## START Recorded information

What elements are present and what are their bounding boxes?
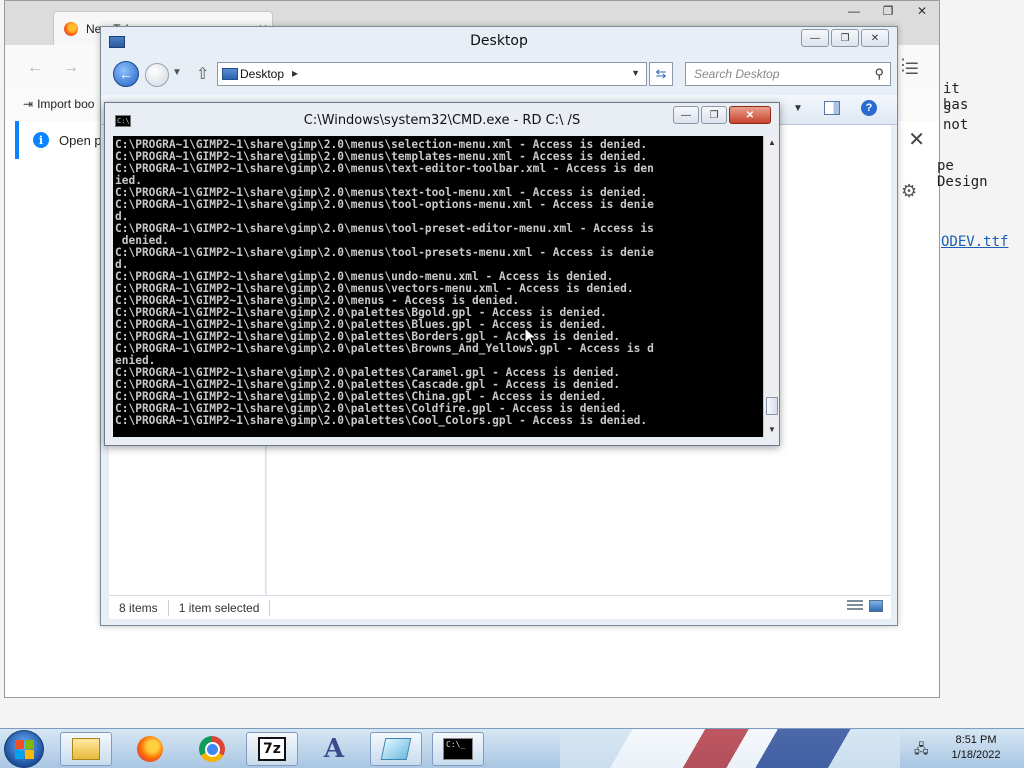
forward-arrow-icon[interactable]: → — [63, 59, 79, 77]
maximize-button[interactable]: ❐ — [831, 29, 859, 47]
info-icon: i — [33, 132, 49, 148]
taskbar: 7z A C:\_ 🖧 8:51 PM 1/18/2022 — [0, 728, 1024, 768]
page-link[interactable]: ODEV.ttf — [941, 234, 1008, 250]
cmd-titlebar: C:\ C:\Windows\system32\CMD.exe - RD C:\… — [105, 103, 779, 135]
mouse-cursor-icon — [524, 327, 538, 347]
page-text-fragment: pe Design — [937, 158, 988, 190]
console-line: C:\PROGRA~1\GIMP2~1\share\gimp\2.0\palet… — [115, 342, 654, 355]
console-line: C:\PROGRA~1\GIMP2~1\share\gimp\2.0\menus… — [115, 246, 654, 259]
item-count: 8 items — [119, 600, 158, 615]
import-icon: ⇥ — [23, 97, 34, 111]
desktop-wallpaper — [560, 729, 900, 768]
help-icon[interactable]: ? — [861, 100, 877, 116]
scrollbar-thumb[interactable] — [766, 397, 778, 415]
notepad-icon — [380, 738, 412, 760]
console-line: C:\PROGRA~1\GIMP2~1\share\gimp\2.0\menus… — [115, 198, 654, 211]
cmd-window: C:\ C:\Windows\system32\CMD.exe - RD C:\… — [104, 102, 780, 446]
cmd-window-controls: — ❐ ✕ — [673, 106, 771, 124]
divider — [269, 599, 271, 616]
minimize-button[interactable]: — — [673, 106, 699, 124]
minimize-button[interactable]: — — [801, 29, 829, 47]
cmd-icon: C:\_ — [443, 738, 473, 760]
folder-icon — [72, 738, 100, 760]
address-breadcrumb[interactable]: Desktop — [240, 67, 284, 81]
status-bar: 8 items 1 item selected — [109, 595, 891, 619]
divider — [167, 599, 169, 616]
address-bar[interactable]: Desktop ▸ ▼ — [217, 62, 647, 86]
explorer-titlebar: Desktop — ❐ ✕ — [101, 27, 897, 57]
system-clock[interactable]: 8:51 PM 1/18/2022 — [940, 733, 1012, 763]
taskbar-font-viewer[interactable]: A — [308, 732, 360, 766]
browser-window-controls: — ❐ ✕ — [837, 1, 939, 23]
taskbar-cmd[interactable]: C:\_ — [432, 732, 484, 766]
firefox-icon — [64, 21, 78, 36]
minimize-button[interactable]: — — [837, 1, 871, 21]
firefox-icon — [137, 736, 163, 762]
taskbar-7zip[interactable]: 7z — [246, 732, 298, 766]
windows-logo-icon — [15, 740, 24, 749]
up-arrow-icon[interactable]: ⇧ — [196, 64, 209, 84]
chevron-down-icon[interactable]: ▼ — [631, 68, 640, 78]
explorer-address-row: ← ▼ ⇧ Desktop ▸ ▼ ⇆ Search Desktop ⚲ — [101, 59, 897, 93]
taskbar-chrome[interactable] — [186, 732, 238, 766]
large-icons-view-icon[interactable] — [869, 600, 883, 612]
scroll-down-icon[interactable]: ▼ — [764, 423, 780, 437]
page-text-fragment: s not — [943, 101, 969, 133]
console-line: C:\PROGRA~1\GIMP2~1\share\gimp\2.0\menus… — [115, 162, 654, 175]
font-viewer-icon: A — [323, 734, 345, 764]
chevron-right-icon[interactable]: ▸ — [292, 66, 298, 80]
close-button[interactable]: ✕ — [729, 106, 771, 124]
back-arrow-icon[interactable]: ← — [27, 59, 43, 77]
console-line: C:\PROGRA~1\GIMP2~1\share\gimp\2.0\palet… — [115, 414, 648, 427]
chevron-down-icon[interactable]: ▼ — [172, 67, 182, 78]
taskbar-notepad[interactable] — [370, 732, 422, 766]
desktop-folder-icon — [222, 68, 238, 80]
clock-date: 1/18/2022 — [951, 749, 1001, 761]
taskbar-firefox[interactable] — [124, 732, 176, 766]
taskbar-explorer[interactable] — [60, 732, 112, 766]
search-icon[interactable]: ⚲ — [874, 66, 884, 82]
hamburger-menu-icon[interactable]: ☰ — [905, 59, 919, 79]
maximize-button[interactable]: ❐ — [871, 1, 905, 21]
windows-logo-icon — [25, 750, 34, 759]
explorer-window-controls: — ❐ ✕ — [801, 29, 889, 47]
windows-logo-icon — [25, 740, 34, 749]
view-options-chevron-icon[interactable]: ▼ — [793, 103, 803, 114]
notification-close-icon[interactable]: ✕ — [908, 127, 925, 152]
console-line: C:\PROGRA~1\GIMP2~1\share\gimp\2.0\menus… — [115, 222, 654, 235]
explorer-title: Desktop — [470, 33, 528, 49]
clock-time: 8:51 PM — [955, 734, 997, 746]
gear-icon[interactable]: ⚙ — [901, 181, 917, 202]
refresh-icon[interactable]: ⇆ — [649, 62, 673, 86]
windows-logo-icon — [15, 750, 24, 759]
details-view-icon[interactable] — [847, 600, 863, 612]
chrome-icon — [199, 736, 225, 762]
preview-pane-icon[interactable] — [824, 101, 840, 115]
selection-count: 1 item selected — [178, 600, 260, 615]
view-toggle — [847, 600, 883, 612]
7zip-icon: 7z — [258, 737, 286, 761]
search-input[interactable]: Search Desktop ⚲ — [685, 62, 891, 86]
vertical-scrollbar[interactable]: ▲ ▼ — [763, 136, 779, 437]
start-button[interactable] — [4, 730, 44, 768]
close-button[interactable]: ✕ — [861, 29, 889, 47]
network-icon[interactable]: 🖧 — [914, 740, 929, 762]
forward-button[interactable] — [145, 63, 169, 87]
maximize-button[interactable]: ❐ — [701, 106, 727, 124]
import-bookmarks-link[interactable]: Import boo — [37, 97, 94, 111]
back-button[interactable]: ← — [113, 61, 139, 87]
scroll-up-icon[interactable]: ▲ — [764, 136, 780, 150]
close-button[interactable]: ✕ — [905, 1, 939, 21]
search-placeholder: Search Desktop — [694, 67, 780, 81]
console-output[interactable]: C:\PROGRA~1\GIMP2~1\share\gimp\2.0\menus… — [113, 136, 763, 437]
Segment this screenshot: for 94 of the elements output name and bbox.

## END Recorded information

Copy the data without any change, from the line with "forward-arrow-icon[interactable]: → —" up to and including the line with "minimize-button[interactable]: — — [673, 106, 699, 124]".

forward-arrow-icon[interactable]: → — [63, 59, 79, 77]
maximize-button[interactable]: ❐ — [831, 29, 859, 47]
info-icon: i — [33, 132, 49, 148]
taskbar: 7z A C:\_ 🖧 8:51 PM 1/18/2022 — [0, 728, 1024, 768]
page-link[interactable]: ODEV.ttf — [941, 234, 1008, 250]
cmd-titlebar: C:\ C:\Windows\system32\CMD.exe - RD C:\… — [105, 103, 779, 135]
mouse-cursor-icon — [524, 327, 538, 347]
page-text-fragment: pe Design — [937, 158, 988, 190]
console-line: C:\PROGRA~1\GIMP2~1\share\gimp\2.0\palet… — [115, 342, 654, 355]
console-line: C:\PROGRA~1\GIMP2~1\share\gimp\2.0\menus… — [115, 246, 654, 259]
item-count: 8 items — [119, 600, 158, 615]
import-icon: ⇥ — [23, 97, 34, 111]
desktop-wallpaper — [560, 729, 900, 768]
help-icon[interactable]: ? — [861, 100, 877, 116]
scrollbar-thumb[interactable] — [766, 397, 778, 415]
notepad-icon — [380, 738, 412, 760]
console-line: C:\PROGRA~1\GIMP2~1\share\gimp\2.0\menus… — [115, 198, 654, 211]
cmd-window: C:\ C:\Windows\system32\CMD.exe - RD C:\… — [104, 102, 780, 446]
cmd-window-controls: — ❐ ✕ — [673, 106, 771, 124]
divider — [269, 599, 271, 616]
minimize-button[interactable]: — — [673, 106, 699, 124]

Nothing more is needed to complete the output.